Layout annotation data
*-*-*
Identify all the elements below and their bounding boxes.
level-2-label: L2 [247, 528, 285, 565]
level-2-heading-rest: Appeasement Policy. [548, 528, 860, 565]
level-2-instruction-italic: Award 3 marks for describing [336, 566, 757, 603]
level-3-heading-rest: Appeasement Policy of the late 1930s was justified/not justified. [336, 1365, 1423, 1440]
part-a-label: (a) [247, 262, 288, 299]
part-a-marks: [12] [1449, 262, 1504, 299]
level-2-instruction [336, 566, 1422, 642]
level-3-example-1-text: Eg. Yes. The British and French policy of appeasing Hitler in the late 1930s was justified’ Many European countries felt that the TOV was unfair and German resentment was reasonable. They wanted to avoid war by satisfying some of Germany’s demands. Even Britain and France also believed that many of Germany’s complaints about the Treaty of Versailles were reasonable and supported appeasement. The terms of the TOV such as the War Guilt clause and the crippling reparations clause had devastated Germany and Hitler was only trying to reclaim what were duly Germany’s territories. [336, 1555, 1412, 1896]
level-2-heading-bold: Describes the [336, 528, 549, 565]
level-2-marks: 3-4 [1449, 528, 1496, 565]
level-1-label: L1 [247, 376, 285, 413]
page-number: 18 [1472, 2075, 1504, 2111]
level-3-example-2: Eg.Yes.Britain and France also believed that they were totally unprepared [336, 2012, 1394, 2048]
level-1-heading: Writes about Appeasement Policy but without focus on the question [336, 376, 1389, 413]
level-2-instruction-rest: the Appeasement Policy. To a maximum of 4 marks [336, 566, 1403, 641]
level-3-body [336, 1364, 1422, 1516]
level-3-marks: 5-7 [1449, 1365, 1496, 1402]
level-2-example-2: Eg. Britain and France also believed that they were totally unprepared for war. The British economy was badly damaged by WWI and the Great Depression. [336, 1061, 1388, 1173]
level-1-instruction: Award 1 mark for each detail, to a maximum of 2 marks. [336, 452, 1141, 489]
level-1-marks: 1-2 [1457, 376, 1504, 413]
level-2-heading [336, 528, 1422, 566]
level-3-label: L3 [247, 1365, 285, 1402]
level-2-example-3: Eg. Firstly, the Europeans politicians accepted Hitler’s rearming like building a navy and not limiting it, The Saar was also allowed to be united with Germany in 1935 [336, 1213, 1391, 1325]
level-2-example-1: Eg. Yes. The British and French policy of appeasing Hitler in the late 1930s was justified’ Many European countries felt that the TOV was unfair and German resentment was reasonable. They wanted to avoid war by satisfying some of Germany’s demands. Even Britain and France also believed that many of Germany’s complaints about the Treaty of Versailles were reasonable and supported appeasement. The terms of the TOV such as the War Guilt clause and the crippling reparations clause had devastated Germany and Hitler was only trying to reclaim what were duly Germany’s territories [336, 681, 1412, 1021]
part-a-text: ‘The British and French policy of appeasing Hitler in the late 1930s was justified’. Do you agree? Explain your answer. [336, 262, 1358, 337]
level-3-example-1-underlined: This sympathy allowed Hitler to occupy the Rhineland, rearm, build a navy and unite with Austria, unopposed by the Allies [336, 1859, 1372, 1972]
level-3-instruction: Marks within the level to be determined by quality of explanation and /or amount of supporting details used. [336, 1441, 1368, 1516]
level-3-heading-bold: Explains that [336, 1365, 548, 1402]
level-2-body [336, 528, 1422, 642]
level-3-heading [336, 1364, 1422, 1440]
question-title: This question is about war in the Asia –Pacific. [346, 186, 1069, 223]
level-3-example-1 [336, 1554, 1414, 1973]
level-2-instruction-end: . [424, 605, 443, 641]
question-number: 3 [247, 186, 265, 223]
*-*-*
Reproduce every row above word for word, keeping each line unchanged.

Identify all the elements below and their bounding boxes.
level-2-label: L2 [247, 528, 285, 565]
level-2-heading-rest: Appeasement Policy. [548, 528, 860, 565]
level-2-instruction-italic: Award 3 marks for describing [336, 566, 757, 603]
level-3-heading-rest: Appeasement Policy of the late 1930s was justified/not justified. [336, 1365, 1423, 1440]
part-a-label: (a) [247, 262, 288, 299]
part-a-marks: [12] [1449, 262, 1504, 299]
level-2-instruction [336, 566, 1422, 642]
level-3-example-1-text: Eg. Yes. The British and French policy of appeasing Hitler in the late 1930s was justified’ Many European countries felt that the TOV was unfair and German resentment was reasonable. They wanted to avoid war by satisfying some of Germany’s demands. Even Britain and France also believed that many of Germany’s complaints about the Treaty of Versailles were reasonable and supported appeasement. The terms of the TOV such as the War Guilt clause and the crippling reparations clause had devastated Germany and Hitler was only trying to reclaim what were duly Germany’s territories. [336, 1555, 1412, 1896]
level-2-heading-bold: Describes the [336, 528, 549, 565]
level-2-marks: 3-4 [1449, 528, 1496, 565]
level-1-label: L1 [247, 376, 285, 413]
page-number: 18 [1472, 2075, 1504, 2111]
level-3-example-2: Eg.Yes.Britain and France also believed that they were totally unprepared [336, 2012, 1394, 2048]
level-1-heading: Writes about Appeasement Policy but without focus on the question [336, 376, 1389, 413]
level-2-instruction-rest: the Appeasement Policy. To a maximum of 4 marks [336, 566, 1403, 641]
level-3-body [336, 1364, 1422, 1516]
level-3-marks: 5-7 [1449, 1365, 1496, 1402]
level-2-example-2: Eg. Britain and France also believed that they were totally unprepared for war. The British economy was badly damaged by WWI and the Great Depression. [336, 1061, 1388, 1173]
level-1-instruction: Award 1 mark for each detail, to a maximum of 2 marks. [336, 452, 1141, 489]
level-1-marks: 1-2 [1457, 376, 1504, 413]
level-2-heading [336, 528, 1422, 566]
level-3-label: L3 [247, 1365, 285, 1402]
level-2-example-3: Eg. Firstly, the Europeans politicians accepted Hitler’s rearming like building a navy and not limiting it, The Saar was also allowed to be united with Germany in 1935 [336, 1213, 1391, 1325]
level-2-example-1: Eg. Yes. The British and French policy of appeasing Hitler in the late 1930s was justified’ Many European countries felt that the TOV was unfair and German resentment was reasonable. They wanted to avoid war by satisfying some of Germany’s demands. Even Britain and France also believed that many of Germany’s complaints about the Treaty of Versailles were reasonable and supported appeasement. The terms of the TOV such as the War Guilt clause and the crippling reparations clause had devastated Germany and Hitler was only trying to reclaim what were duly Germany’s territories [336, 681, 1412, 1021]
part-a-text: ‘The British and French policy of appeasing Hitler in the late 1930s was justified’. Do you agree? Explain your answer. [336, 262, 1358, 337]
level-3-example-1-underlined: This sympathy allowed Hitler to occupy the Rhineland, rearm, build a navy and unite with Austria, unopposed by the Allies [336, 1859, 1372, 1972]
level-3-instruction: Marks within the level to be determined by quality of explanation and /or amount of supporting details used. [336, 1441, 1368, 1516]
level-3-heading-bold: Explains that [336, 1365, 548, 1402]
level-2-body [336, 528, 1422, 642]
level-3-heading [336, 1364, 1422, 1440]
question-title: This question is about war in the Asia –Pacific. [346, 186, 1069, 223]
level-3-example-1 [336, 1554, 1414, 1973]
level-2-instruction-end: . [424, 605, 443, 641]
question-number: 3 [247, 186, 265, 223]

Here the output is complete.